Look through the data below and work out how many lines contain the string "icon". Give the number alone.

— Start of MATERIAL —

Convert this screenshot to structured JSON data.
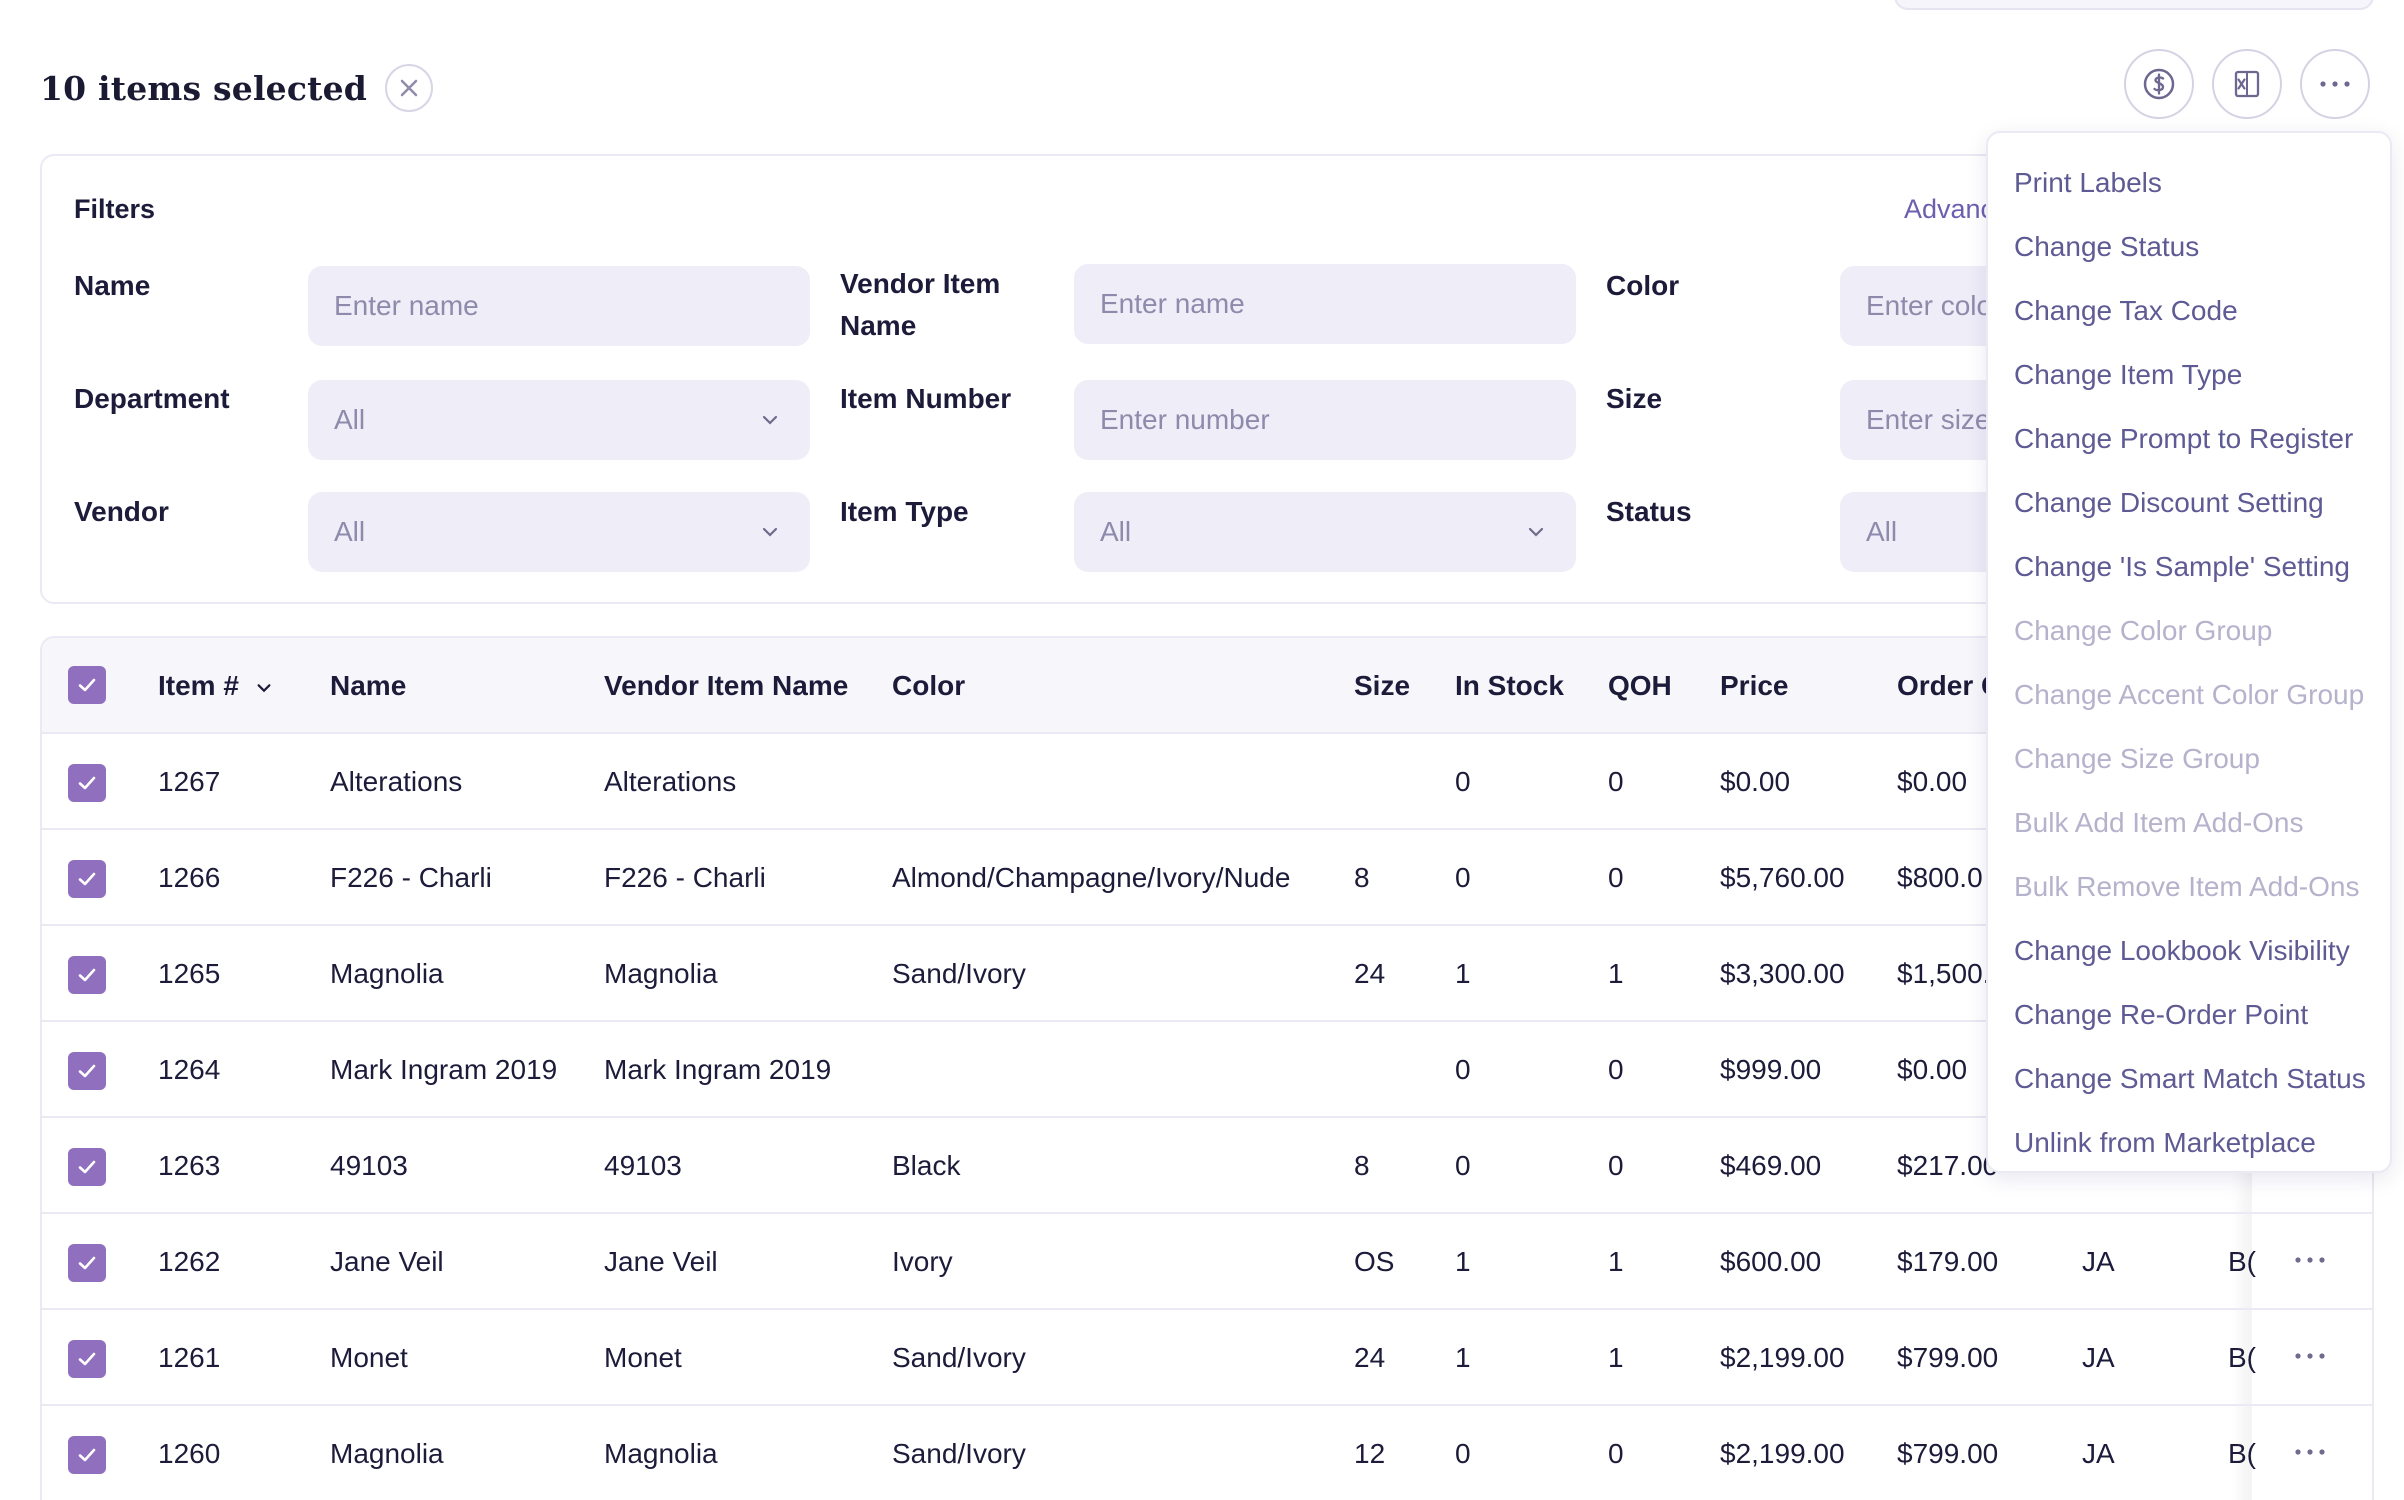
{
  "selection": {
    "count_label": "10 items selected"
  },
  "actions": [
    {
      "name": "price-action",
      "icon": "dollar-circle-icon"
    },
    {
      "name": "export-excel",
      "icon": "excel-icon"
    },
    {
      "name": "more-actions",
      "icon": "ellipsis-icon"
    }
  ],
  "filters": {
    "title": "Filters",
    "advanced_label": "Advanc",
    "fields": {
      "name": {
        "label": "Name",
        "placeholder": "Enter name"
      },
      "vendor_item_name": {
        "label": "Vendor Item Name",
        "placeholder": "Enter name"
      },
      "color": {
        "label": "Color",
        "placeholder": "Enter colo"
      },
      "department": {
        "label": "Department",
        "value": "All"
      },
      "item_number": {
        "label": "Item Number",
        "placeholder": "Enter number"
      },
      "size": {
        "label": "Size",
        "placeholder": "Enter size"
      },
      "vendor": {
        "label": "Vendor",
        "value": "All"
      },
      "item_type": {
        "label": "Item Type",
        "value": "All"
      },
      "status": {
        "label": "Status",
        "value": "All"
      }
    }
  },
  "table": {
    "columns": [
      "Item #",
      "Name",
      "Vendor Item Name",
      "Color",
      "Size",
      "In Stock",
      "QOH",
      "Price",
      "Order C"
    ],
    "rows": [
      {
        "item": "1267",
        "name": "Alterations",
        "vendor_name": "Alterations",
        "color": "",
        "size": "",
        "in_stock": "0",
        "qoh": "0",
        "price": "$0.00",
        "order": "$0.00",
        "c10": "",
        "c11": ""
      },
      {
        "item": "1266",
        "name": "F226 - Charli",
        "vendor_name": "F226 - Charli",
        "color": "Almond/Champagne/Ivory/Nude",
        "size": "8",
        "in_stock": "0",
        "qoh": "0",
        "price": "$5,760.00",
        "order": "$800.0",
        "c10": "",
        "c11": ""
      },
      {
        "item": "1265",
        "name": "Magnolia",
        "vendor_name": "Magnolia",
        "color": "Sand/Ivory",
        "size": "24",
        "in_stock": "1",
        "qoh": "1",
        "price": "$3,300.00",
        "order": "$1,500.",
        "c10": "",
        "c11": ""
      },
      {
        "item": "1264",
        "name": "Mark Ingram 2019",
        "vendor_name": "Mark Ingram 2019",
        "color": "",
        "size": "",
        "in_stock": "0",
        "qoh": "0",
        "price": "$999.00",
        "order": "$0.00",
        "c10": "",
        "c11": ""
      },
      {
        "item": "1263",
        "name": "49103",
        "vendor_name": "49103",
        "color": "Black",
        "size": "8",
        "in_stock": "0",
        "qoh": "0",
        "price": "$469.00",
        "order": "$217.00",
        "c10": "",
        "c11": ""
      },
      {
        "item": "1262",
        "name": "Jane Veil",
        "vendor_name": "Jane Veil",
        "color": "Ivory",
        "size": "OS",
        "in_stock": "1",
        "qoh": "1",
        "price": "$600.00",
        "order": "$179.00",
        "c10": "JA",
        "c11": "B("
      },
      {
        "item": "1261",
        "name": "Monet",
        "vendor_name": "Monet",
        "color": "Sand/Ivory",
        "size": "24",
        "in_stock": "1",
        "qoh": "1",
        "price": "$2,199.00",
        "order": "$799.00",
        "c10": "JA",
        "c11": "B("
      },
      {
        "item": "1260",
        "name": "Magnolia",
        "vendor_name": "Magnolia",
        "color": "Sand/Ivory",
        "size": "12",
        "in_stock": "0",
        "qoh": "0",
        "price": "$2,199.00",
        "order": "$799.00",
        "c10": "JA",
        "c11": "B("
      }
    ]
  },
  "menu": {
    "items": [
      {
        "label": "Print Labels",
        "enabled": true
      },
      {
        "label": "Change Status",
        "enabled": true
      },
      {
        "label": "Change Tax Code",
        "enabled": true
      },
      {
        "label": "Change Item Type",
        "enabled": true
      },
      {
        "label": "Change Prompt to Register",
        "enabled": true
      },
      {
        "label": "Change Discount Setting",
        "enabled": true
      },
      {
        "label": "Change 'Is Sample' Setting",
        "enabled": true
      },
      {
        "label": "Change Color Group",
        "enabled": false
      },
      {
        "label": "Change Accent Color Group",
        "enabled": false
      },
      {
        "label": "Change Size Group",
        "enabled": false
      },
      {
        "label": "Bulk Add Item Add-Ons",
        "enabled": false
      },
      {
        "label": "Bulk Remove Item Add-Ons",
        "enabled": false
      },
      {
        "label": "Change Lookbook Visibility",
        "enabled": true
      },
      {
        "label": "Change Re-Order Point",
        "enabled": true
      },
      {
        "label": "Change Smart Match Status",
        "enabled": true
      },
      {
        "label": "Unlink from Marketplace",
        "enabled": true
      }
    ]
  },
  "colors": {
    "accent": "#8f6fbe",
    "menu_text": "#5e5a94",
    "menu_disabled": "#b5b2cc"
  }
}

— End of MATERIAL —

▶ **OUTPUT FOR THIS TASK**
3